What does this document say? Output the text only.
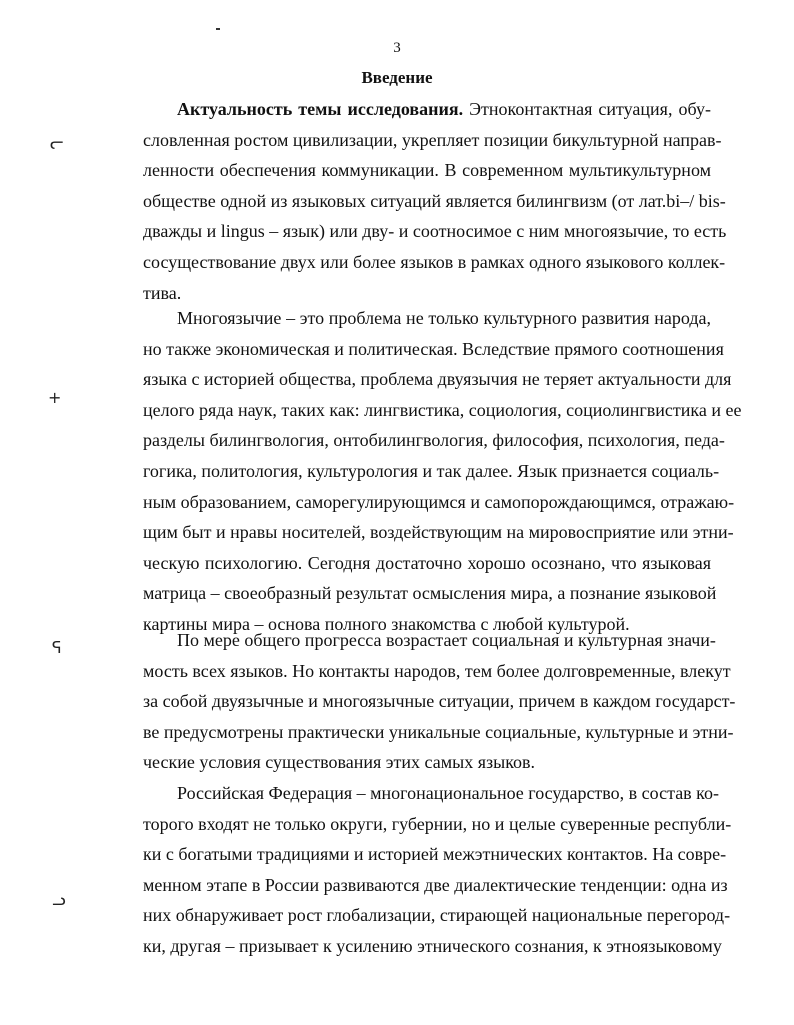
3
Введение
Актуальность темы исследования. Этноконтактная ситуация, обу-
словленная ростом цивилизации, укрепляет позиции бикультурной направ-
ленности обеспечения коммуникации. В современном мультикультурном
обществе одной из языковых ситуаций является билингвизм (от лат.bi–/ bis-
дважды и lingus – язык) или дву- и соотносимое с ним многоязычие, то есть
сосуществование двух или более языков в рамках одного языкового коллек-
тива.
Многоязычие – это проблема не только культурного развития народа,
но также экономическая и политическая. Вследствие прямого соотношения
языка с историей общества, проблема двуязычия не теряет актуальности для
целого ряда наук, таких как: лингвистика, социология, социолингвистика и ее
разделы билингвология, онтобилингвология, философия, психология, педа-
гогика, политология, культурология и так далее. Язык признается социаль-
ным образованием, саморегулирующимся и самопорождающимся, отражаю-
щим быт и нравы носителей, воздействующим на мировосприятие или этни-
ческую психологию. Сегодня достаточно хорошо осознано, что языковая
матрица – своеобразный результат осмысления мира, а познание языковой
картины мира – основа полного знакомства с любой культурой.
По мере общего прогресса возрастает социальная и культурная значи-
мость всех языков. Но контакты народов, тем более долговременные, влекут
за собой двуязычные и многоязычные ситуации, причем в каждом государст-
ве предусмотрены практически уникальные социальные, культурные и этни-
ческие условия существования этих самых языков.
Российская Федерация – многонациональное государство, в состав ко-
торого входят не только округи, губернии, но и целые суверенные республи-
ки с богатыми традициями и историей межэтнических контактов. На совре-
менном этапе в России развиваются две диалектические тенденции: одна из
них обнаруживает рост глобализации, стирающей национальные перегород-
ки, другая – призывает к усилению этнического сознания, к этноязыковому
ᓕ
+
ᕋ
ᓗ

+-------+

Job
Output all of the data exactly as it stands, minus any images.

In response
What does this document say? Output the text only.
3
Введение
Актуальность темы исследования. Этноконтактная ситуация, обу-
словленная ростом цивилизации, укрепляет позиции бикультурной направ-
ленности обеспечения коммуникации. В современном мультикультурном
обществе одной из языковых ситуаций является билингвизм (от лат.bi–/ bis-
дважды и lingus – язык) или дву- и соотносимое с ним многоязычие, то есть
сосуществование двух или более языков в рамках одного языкового коллек-
тива.
Многоязычие – это проблема не только культурного развития народа,
но также экономическая и политическая. Вследствие прямого соотношения
языка с историей общества, проблема двуязычия не теряет актуальности для
целого ряда наук, таких как: лингвистика, социология, социолингвистика и ее
разделы билингвология, онтобилингвология, философия, психология, педа-
гогика, политология, культурология и так далее. Язык признается социаль-
ным образованием, саморегулирующимся и самопорождающимся, отражаю-
щим быт и нравы носителей, воздействующим на мировосприятие или этни-
ческую психологию. Сегодня достаточно хорошо осознано, что языковая
матрица – своеобразный результат осмысления мира, а познание языковой
картины мира – основа полного знакомства с любой культурой.
По мере общего прогресса возрастает социальная и культурная значи-
мость всех языков. Но контакты народов, тем более долговременные, влекут
за собой двуязычные и многоязычные ситуации, причем в каждом государст-
ве предусмотрены практически уникальные социальные, культурные и этни-
ческие условия существования этих самых языков.
Российская Федерация – многонациональное государство, в состав ко-
торого входят не только округи, губернии, но и целые суверенные республи-
ки с богатыми традициями и историей межэтнических контактов. На совре-
менном этапе в России развиваются две диалектические тенденции: одна из
них обнаруживает рост глобализации, стирающей национальные перегород-
ки, другая – призывает к усилению этнического сознания, к этноязыковому
ᓕ
+
ᕋ
ᓗ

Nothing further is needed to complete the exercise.